== Extracted entries

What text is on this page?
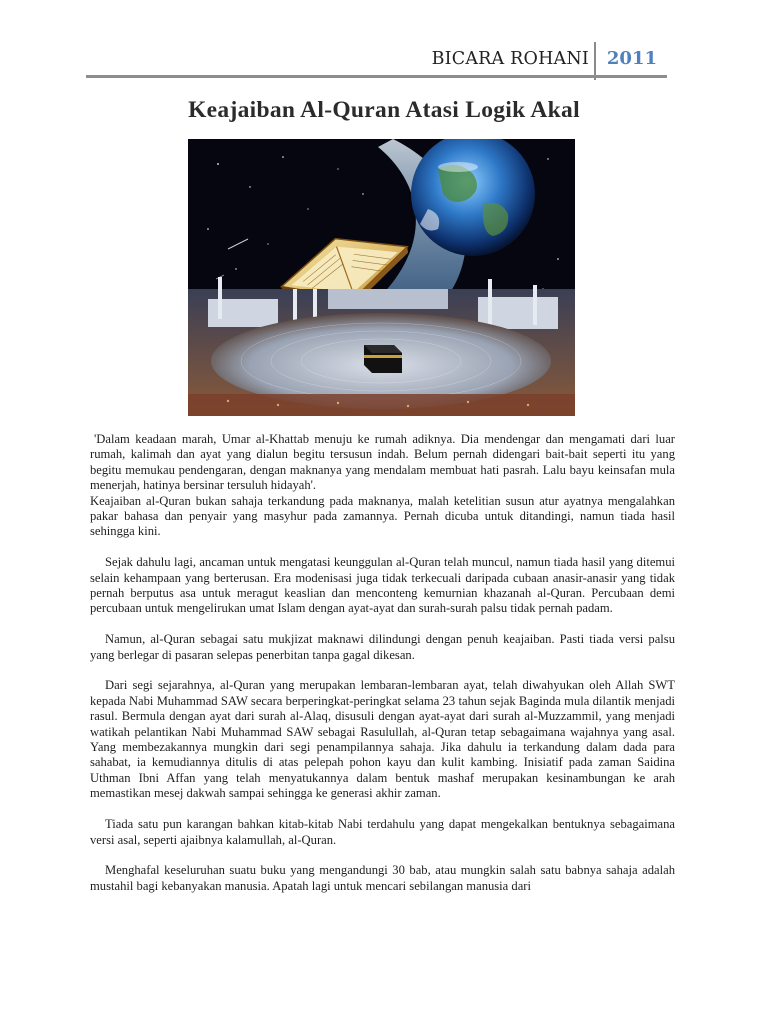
BICARA ROHANI 2011
Keajaiban Al-Quran Atasi Logik Akal

'Dalam keadaan marah, Umar al-Khattab menuju ke rumah adiknya. Dia mendengar dan mengamati dari luar rumah, kalimah dan ayat yang dialun begitu tersusun indah. Belum pernah didengari bait-bait seperti itu yang begitu memukau pendengaran, dengan maknanya yang mendalam membuat hati pasrah. Lalu bayu keinsafan mula menerjah, hatinya bersinar tersuluh hidayah'.

Keajaiban al-Quran bukan sahaja terkandung pada maknanya, malah ketelitian susun atur ayatnya mengalahkan pakar bahasa dan penyair yang masyhur pada zamannya. Pernah dicuba untuk ditandingi, namun tiada hasil sehingga kini.

Sejak dahulu lagi, ancaman untuk mengatasi keunggulan al-Quran telah muncul, namun tiada hasil yang ditemui selain kehampaan yang berterusan. Era modenisasi juga tidak terkecuali daripada cubaan anasir-anasir yang tidak pernah berputus asa untuk meragut keaslian dan menconteng kemurnian khazanah al-Quran. Percubaan demi percubaan untuk mengelirukan umat Islam dengan ayat-ayat dan surah-surah palsu tidak pernah padam.

Namun, al-Quran sebagai satu mukjizat maknawi dilindungi dengan penuh keajaiban. Pasti tiada versi palsu yang berlegar di pasaran selepas penerbitan tanpa gagal dikesan.

Dari segi sejarahnya, al-Quran yang merupakan lembaran-lembaran ayat, telah diwahyukan oleh Allah SWT kepada Nabi Muhammad SAW secara berperingkat-peringkat selama 23 tahun sejak Baginda mula dilantik menjadi rasul. Bermula dengan ayat dari surah al-Alaq, disusuli dengan ayat-ayat dari surah al-Muzzammil, yang menjadi watikah pelantikan Nabi Muhammad SAW sebagai Rasulullah, al-Quran tetap sebagaimana wajahnya yang asal. Yang membezakannya mungkin dari segi penampilannya sahaja. Jika dahulu ia terkandung dalam dada para sahabat, ia kemudiannya ditulis di atas pelepah pohon kayu dan kulit kambing. Inisiatif pada zaman Saidina Uthman Ibni Affan yang telah menyatukannya dalam bentuk mashaf merupakan kesinambungan ke arah memastikan mesej dakwah sampai sehingga ke generasi akhir zaman.

Tiada satu pun karangan bahkan kitab-kitab Nabi terdahulu yang dapat mengekalkan bentuknya sebagaimana versi asal, seperti ajaibnya kalamullah, al-Quran.

Menghafal keseluruhan suatu buku yang mengandungi 30 bab, atau mungkin salah satu babnya sahaja adalah mustahil bagi kebanyakan manusia. Apatah lagi untuk mencari sebilangan manusia dari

====

**Short problem**
Output the data exactly. Pictures don't belong in the result.

**Finished answer**
What text is on this page?
BICARA ROHANI 2011
Keajaiban Al-Quran Atasi Logik Akal

'Dalam keadaan marah, Umar al-Khattab menuju ke rumah adiknya. Dia mendengar dan mengamati dari luar rumah, kalimah dan ayat yang dialun begitu tersusun indah. Belum pernah didengari bait-bait seperti itu yang begitu memukau pendengaran, dengan maknanya yang mendalam membuat hati pasrah. Lalu bayu keinsafan mula menerjah, hatinya bersinar tersuluh hidayah'.

Keajaiban al-Quran bukan sahaja terkandung pada maknanya, malah ketelitian susun atur ayatnya mengalahkan pakar bahasa dan penyair yang masyhur pada zamannya. Pernah dicuba untuk ditandingi, namun tiada hasil sehingga kini.

Sejak dahulu lagi, ancaman untuk mengatasi keunggulan al-Quran telah muncul, namun tiada hasil yang ditemui selain kehampaan yang berterusan. Era modenisasi juga tidak terkecuali daripada cubaan anasir-anasir yang tidak pernah berputus asa untuk meragut keaslian dan menconteng kemurnian khazanah al-Quran. Percubaan demi percubaan untuk mengelirukan umat Islam dengan ayat-ayat dan surah-surah palsu tidak pernah padam.

Namun, al-Quran sebagai satu mukjizat maknawi dilindungi dengan penuh keajaiban. Pasti tiada versi palsu yang berlegar di pasaran selepas penerbitan tanpa gagal dikesan.

Dari segi sejarahnya, al-Quran yang merupakan lembaran-lembaran ayat, telah diwahyukan oleh Allah SWT kepada Nabi Muhammad SAW secara berperingkat-peringkat selama 23 tahun sejak Baginda mula dilantik menjadi rasul. Bermula dengan ayat dari surah al-Alaq, disusuli dengan ayat-ayat dari surah al-Muzzammil, yang menjadi watikah pelantikan Nabi Muhammad SAW sebagai Rasulullah, al-Quran tetap sebagaimana wajahnya yang asal. Yang membezakannya mungkin dari segi penampilannya sahaja. Jika dahulu ia terkandung dalam dada para sahabat, ia kemudiannya ditulis di atas pelepah pohon kayu dan kulit kambing. Inisiatif pada zaman Saidina Uthman Ibni Affan yang telah menyatukannya dalam bentuk mashaf merupakan kesinambungan ke arah memastikan mesej dakwah sampai sehingga ke generasi akhir zaman.

Tiada satu pun karangan bahkan kitab-kitab Nabi terdahulu yang dapat mengekalkan bentuknya sebagaimana versi asal, seperti ajaibnya kalamullah, al-Quran.

Menghafal keseluruhan suatu buku yang mengandungi 30 bab, atau mungkin salah satu babnya sahaja adalah mustahil bagi kebanyakan manusia. Apatah lagi untuk mencari sebilangan manusia dari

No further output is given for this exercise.